- [Requirements]: Repeat all entries exactly.

>> begin Input material

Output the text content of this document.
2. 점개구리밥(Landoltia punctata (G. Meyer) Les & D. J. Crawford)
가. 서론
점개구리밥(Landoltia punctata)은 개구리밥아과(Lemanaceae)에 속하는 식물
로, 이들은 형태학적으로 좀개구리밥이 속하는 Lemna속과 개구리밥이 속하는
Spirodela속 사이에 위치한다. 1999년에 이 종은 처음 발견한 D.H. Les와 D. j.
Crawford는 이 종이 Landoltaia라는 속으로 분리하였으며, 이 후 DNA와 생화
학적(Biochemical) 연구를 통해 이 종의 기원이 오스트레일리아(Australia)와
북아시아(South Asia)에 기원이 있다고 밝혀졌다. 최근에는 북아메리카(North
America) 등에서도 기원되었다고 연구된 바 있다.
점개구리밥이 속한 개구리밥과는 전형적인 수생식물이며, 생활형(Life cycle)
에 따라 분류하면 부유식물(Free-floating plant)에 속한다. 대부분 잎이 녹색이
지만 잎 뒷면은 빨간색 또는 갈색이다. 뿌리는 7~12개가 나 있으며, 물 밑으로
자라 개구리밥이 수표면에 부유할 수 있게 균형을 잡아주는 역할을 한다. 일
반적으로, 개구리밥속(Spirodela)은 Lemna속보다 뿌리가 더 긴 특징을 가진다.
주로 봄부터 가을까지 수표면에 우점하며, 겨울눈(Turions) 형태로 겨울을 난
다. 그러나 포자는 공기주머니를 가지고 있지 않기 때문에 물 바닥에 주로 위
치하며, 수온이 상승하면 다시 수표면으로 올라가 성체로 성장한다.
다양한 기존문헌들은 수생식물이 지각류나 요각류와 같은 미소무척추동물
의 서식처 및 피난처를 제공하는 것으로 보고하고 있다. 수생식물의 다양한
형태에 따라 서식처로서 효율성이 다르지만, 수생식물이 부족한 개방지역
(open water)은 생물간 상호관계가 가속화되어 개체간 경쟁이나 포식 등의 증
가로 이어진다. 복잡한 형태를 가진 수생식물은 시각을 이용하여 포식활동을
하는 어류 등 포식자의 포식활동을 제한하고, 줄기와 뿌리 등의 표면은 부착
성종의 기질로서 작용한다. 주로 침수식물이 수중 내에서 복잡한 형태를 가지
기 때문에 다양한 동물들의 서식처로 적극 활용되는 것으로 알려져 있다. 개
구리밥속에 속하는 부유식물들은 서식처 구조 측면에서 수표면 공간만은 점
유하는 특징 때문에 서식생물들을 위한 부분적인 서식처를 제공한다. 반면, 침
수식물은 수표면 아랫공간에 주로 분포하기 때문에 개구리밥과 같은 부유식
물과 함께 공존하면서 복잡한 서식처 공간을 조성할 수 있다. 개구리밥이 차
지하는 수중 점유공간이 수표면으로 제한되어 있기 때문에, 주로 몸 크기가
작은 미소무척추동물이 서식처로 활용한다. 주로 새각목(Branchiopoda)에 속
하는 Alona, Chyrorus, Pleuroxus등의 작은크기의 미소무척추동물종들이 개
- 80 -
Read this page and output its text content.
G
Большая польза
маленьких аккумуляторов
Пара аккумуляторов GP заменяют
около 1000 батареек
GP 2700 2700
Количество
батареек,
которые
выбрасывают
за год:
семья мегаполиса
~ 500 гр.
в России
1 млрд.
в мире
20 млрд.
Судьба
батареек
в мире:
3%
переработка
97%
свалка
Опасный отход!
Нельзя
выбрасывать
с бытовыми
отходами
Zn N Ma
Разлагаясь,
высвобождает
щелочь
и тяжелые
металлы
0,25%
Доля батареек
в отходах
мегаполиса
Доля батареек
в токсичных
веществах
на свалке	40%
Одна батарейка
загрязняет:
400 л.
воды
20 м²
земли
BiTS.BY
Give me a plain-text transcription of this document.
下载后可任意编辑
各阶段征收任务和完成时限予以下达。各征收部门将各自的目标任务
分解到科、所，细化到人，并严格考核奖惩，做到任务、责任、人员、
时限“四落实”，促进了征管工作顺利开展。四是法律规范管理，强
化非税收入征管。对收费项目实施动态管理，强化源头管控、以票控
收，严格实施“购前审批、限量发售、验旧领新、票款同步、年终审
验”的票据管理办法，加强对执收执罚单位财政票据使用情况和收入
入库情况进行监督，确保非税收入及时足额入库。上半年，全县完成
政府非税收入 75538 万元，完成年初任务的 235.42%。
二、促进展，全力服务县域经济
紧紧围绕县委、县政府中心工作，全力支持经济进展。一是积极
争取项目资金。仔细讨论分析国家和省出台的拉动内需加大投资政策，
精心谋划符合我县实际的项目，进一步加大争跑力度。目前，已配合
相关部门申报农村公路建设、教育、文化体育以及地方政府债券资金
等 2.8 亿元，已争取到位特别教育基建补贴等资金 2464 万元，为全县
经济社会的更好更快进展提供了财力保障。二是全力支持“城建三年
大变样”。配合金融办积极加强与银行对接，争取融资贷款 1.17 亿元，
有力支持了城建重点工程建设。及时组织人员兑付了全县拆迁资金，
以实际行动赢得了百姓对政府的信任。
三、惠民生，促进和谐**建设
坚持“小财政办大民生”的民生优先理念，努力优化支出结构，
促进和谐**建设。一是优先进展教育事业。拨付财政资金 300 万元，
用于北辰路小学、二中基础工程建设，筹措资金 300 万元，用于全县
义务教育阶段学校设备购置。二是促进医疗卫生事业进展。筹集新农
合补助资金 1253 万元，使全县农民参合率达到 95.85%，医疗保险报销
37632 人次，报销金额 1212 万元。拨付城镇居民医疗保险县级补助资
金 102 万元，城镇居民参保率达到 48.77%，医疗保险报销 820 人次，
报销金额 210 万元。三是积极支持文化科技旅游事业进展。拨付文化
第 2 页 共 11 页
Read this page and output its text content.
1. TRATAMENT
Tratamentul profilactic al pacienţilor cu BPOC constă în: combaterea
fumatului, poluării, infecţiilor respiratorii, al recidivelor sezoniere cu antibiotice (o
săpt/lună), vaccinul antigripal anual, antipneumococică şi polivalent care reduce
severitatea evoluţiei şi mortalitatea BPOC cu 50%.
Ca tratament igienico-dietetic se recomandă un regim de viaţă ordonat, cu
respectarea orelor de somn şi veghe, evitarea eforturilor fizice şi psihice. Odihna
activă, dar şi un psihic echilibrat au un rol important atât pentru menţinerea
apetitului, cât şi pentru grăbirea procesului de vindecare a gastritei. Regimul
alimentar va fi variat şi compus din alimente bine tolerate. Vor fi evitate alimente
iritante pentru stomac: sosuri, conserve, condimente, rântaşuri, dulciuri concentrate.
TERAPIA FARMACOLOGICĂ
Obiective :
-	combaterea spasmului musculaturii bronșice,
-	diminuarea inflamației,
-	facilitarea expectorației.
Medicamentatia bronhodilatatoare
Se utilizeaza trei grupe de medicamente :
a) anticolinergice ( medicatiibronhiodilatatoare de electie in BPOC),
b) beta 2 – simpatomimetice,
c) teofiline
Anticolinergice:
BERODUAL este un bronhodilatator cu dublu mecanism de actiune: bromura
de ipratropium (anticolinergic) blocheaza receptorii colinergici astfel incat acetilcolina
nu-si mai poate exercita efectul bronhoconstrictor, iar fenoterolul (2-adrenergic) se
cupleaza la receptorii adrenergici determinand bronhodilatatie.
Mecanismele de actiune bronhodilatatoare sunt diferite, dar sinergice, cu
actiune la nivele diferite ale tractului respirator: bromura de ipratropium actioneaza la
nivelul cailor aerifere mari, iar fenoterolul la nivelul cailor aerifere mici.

>> end Input material

- [The solution]:
Output the text content of this document.
2. 점개구리밥(Landoltia punctata (G. Meyer) Les & D. J. Crawford)
가. 서론
점개구리밥(Landoltia punctata)은 개구리밥아과(Lemanaceae)에 속하는 식물
로, 이들은 형태학적으로 좀개구리밥이 속하는 Lemna속과 개구리밥이 속하는
Spirodela속 사이에 위치한다. 1999년에 이 종은 처음 발견한 D.H. Les와 D. j.
Crawford는 이 종이 Landoltaia라는 속으로 분리하였으며, 이 후 DNA와 생화
학적(Biochemical) 연구를 통해 이 종의 기원이 오스트레일리아(Australia)와
북아시아(South Asia)에 기원이 있다고 밝혀졌다. 최근에는 북아메리카(North
America) 등에서도 기원되었다고 연구된 바 있다.
점개구리밥이 속한 개구리밥과는 전형적인 수생식물이며, 생활형(Life cycle)
에 따라 분류하면 부유식물(Free-floating plant)에 속한다. 대부분 잎이 녹색이
지만 잎 뒷면은 빨간색 또는 갈색이다. 뿌리는 7~12개가 나 있으며, 물 밑으로
자라 개구리밥이 수표면에 부유할 수 있게 균형을 잡아주는 역할을 한다. 일
반적으로, 개구리밥속(Spirodela)은 Lemna속보다 뿌리가 더 긴 특징을 가진다.
주로 봄부터 가을까지 수표면에 우점하며, 겨울눈(Turions) 형태로 겨울을 난
다. 그러나 포자는 공기주머니를 가지고 있지 않기 때문에 물 바닥에 주로 위
치하며, 수온이 상승하면 다시 수표면으로 올라가 성체로 성장한다.
다양한 기존문헌들은 수생식물이 지각류나 요각류와 같은 미소무척추동물
의 서식처 및 피난처를 제공하는 것으로 보고하고 있다. 수생식물의 다양한
형태에 따라 서식처로서 효율성이 다르지만, 수생식물이 부족한 개방지역
(open water)은 생물간 상호관계가 가속화되어 개체간 경쟁이나 포식 등의 증
가로 이어진다. 복잡한 형태를 가진 수생식물은 시각을 이용하여 포식활동을
하는 어류 등 포식자의 포식활동을 제한하고, 줄기와 뿌리 등의 표면은 부착
성종의 기질로서 작용한다. 주로 침수식물이 수중 내에서 복잡한 형태를 가지
기 때문에 다양한 동물들의 서식처로 적극 활용되는 것으로 알려져 있다. 개
구리밥속에 속하는 부유식물들은 서식처 구조 측면에서 수표면 공간만은 점
유하는 특징 때문에 서식생물들을 위한 부분적인 서식처를 제공한다. 반면, 침
수식물은 수표면 아랫공간에 주로 분포하기 때문에 개구리밥과 같은 부유식
물과 함께 공존하면서 복잡한 서식처 공간을 조성할 수 있다. 개구리밥이 차
지하는 수중 점유공간이 수표면으로 제한되어 있기 때문에, 주로 몸 크기가
작은 미소무척추동물이 서식처로 활용한다. 주로 새각목(Branchiopoda)에 속
하는 Alona, Chyrorus, Pleuroxus등의 작은크기의 미소무척추동물종들이 개
- 80 -
Read this page and output its text content.
G
Большая польза
маленьких аккумуляторов
Пара аккумуляторов GP заменяют
около 1000 батареек
GP 2700 2700
Количество
батареек,
которые
выбрасывают
за год:
семья мегаполиса
~ 500 гр.
в России
1 млрд.
в мире
20 млрд.
Судьба
батареек
в мире:
3%
переработка
97%
свалка
Опасный отход!
Нельзя
выбрасывать
с бытовыми
отходами
Zn N Ma
Разлагаясь,
высвобождает
щелочь
и тяжелые
металлы
0,25%
Доля батареек
в отходах
мегаполиса
Доля батареек
в токсичных
веществах
на свалке	40%
Одна батарейка
загрязняет:
400 л.
воды
20 м²
земли
BiTS.BY
Give me a plain-text transcription of this document.
下载后可任意编辑
各阶段征收任务和完成时限予以下达。各征收部门将各自的目标任务
分解到科、所，细化到人，并严格考核奖惩，做到任务、责任、人员、
时限“四落实”，促进了征管工作顺利开展。四是法律规范管理，强
化非税收入征管。对收费项目实施动态管理，强化源头管控、以票控
收，严格实施“购前审批、限量发售、验旧领新、票款同步、年终审
验”的票据管理办法，加强对执收执罚单位财政票据使用情况和收入
入库情况进行监督，确保非税收入及时足额入库。上半年，全县完成
政府非税收入 75538 万元，完成年初任务的 235.42%。
二、促进展，全力服务县域经济
紧紧围绕县委、县政府中心工作，全力支持经济进展。一是积极
争取项目资金。仔细讨论分析国家和省出台的拉动内需加大投资政策，
精心谋划符合我县实际的项目，进一步加大争跑力度。目前，已配合
相关部门申报农村公路建设、教育、文化体育以及地方政府债券资金
等 2.8 亿元，已争取到位特别教育基建补贴等资金 2464 万元，为全县
经济社会的更好更快进展提供了财力保障。二是全力支持“城建三年
大变样”。配合金融办积极加强与银行对接，争取融资贷款 1.17 亿元，
有力支持了城建重点工程建设。及时组织人员兑付了全县拆迁资金，
以实际行动赢得了百姓对政府的信任。
三、惠民生，促进和谐**建设
坚持“小财政办大民生”的民生优先理念，努力优化支出结构，
促进和谐**建设。一是优先进展教育事业。拨付财政资金 300 万元，
用于北辰路小学、二中基础工程建设，筹措资金 300 万元，用于全县
义务教育阶段学校设备购置。二是促进医疗卫生事业进展。筹集新农
合补助资金 1253 万元，使全县农民参合率达到 95.85%，医疗保险报销
37632 人次，报销金额 1212 万元。拨付城镇居民医疗保险县级补助资
金 102 万元，城镇居民参保率达到 48.77%，医疗保险报销 820 人次，
报销金额 210 万元。三是积极支持文化科技旅游事业进展。拨付文化
第 2 页 共 11 页
Read this page and output its text content.
1. TRATAMENT
Tratamentul profilactic al pacienţilor cu BPOC constă în: combaterea
fumatului, poluării, infecţiilor respiratorii, al recidivelor sezoniere cu antibiotice (o
săpt/lună), vaccinul antigripal anual, antipneumococică şi polivalent care reduce
severitatea evoluţiei şi mortalitatea BPOC cu 50%.
Ca tratament igienico-dietetic se recomandă un regim de viaţă ordonat, cu
respectarea orelor de somn şi veghe, evitarea eforturilor fizice şi psihice. Odihna
activă, dar şi un psihic echilibrat au un rol important atât pentru menţinerea
apetitului, cât şi pentru grăbirea procesului de vindecare a gastritei. Regimul
alimentar va fi variat şi compus din alimente bine tolerate. Vor fi evitate alimente
iritante pentru stomac: sosuri, conserve, condimente, rântaşuri, dulciuri concentrate.
TERAPIA FARMACOLOGICĂ
Obiective :
-	combaterea spasmului musculaturii bronșice,
-	diminuarea inflamației,
-	facilitarea expectorației.
Medicamentatia bronhodilatatoare
Se utilizeaza trei grupe de medicamente :
a) anticolinergice ( medicatiibronhiodilatatoare de electie in BPOC),
b) beta 2 – simpatomimetice,
c) teofiline
Anticolinergice:
BERODUAL este un bronhodilatator cu dublu mecanism de actiune: bromura
de ipratropium (anticolinergic) blocheaza receptorii colinergici astfel incat acetilcolina
nu-si mai poate exercita efectul bronhoconstrictor, iar fenoterolul (2-adrenergic) se
cupleaza la receptorii adrenergici determinand bronhodilatatie.
Mecanismele de actiune bronhodilatatoare sunt diferite, dar sinergice, cu
actiune la nivele diferite ale tractului respirator: bromura de ipratropium actioneaza la
nivelul cailor aerifere mari, iar fenoterolul la nivelul cailor aerifere mici.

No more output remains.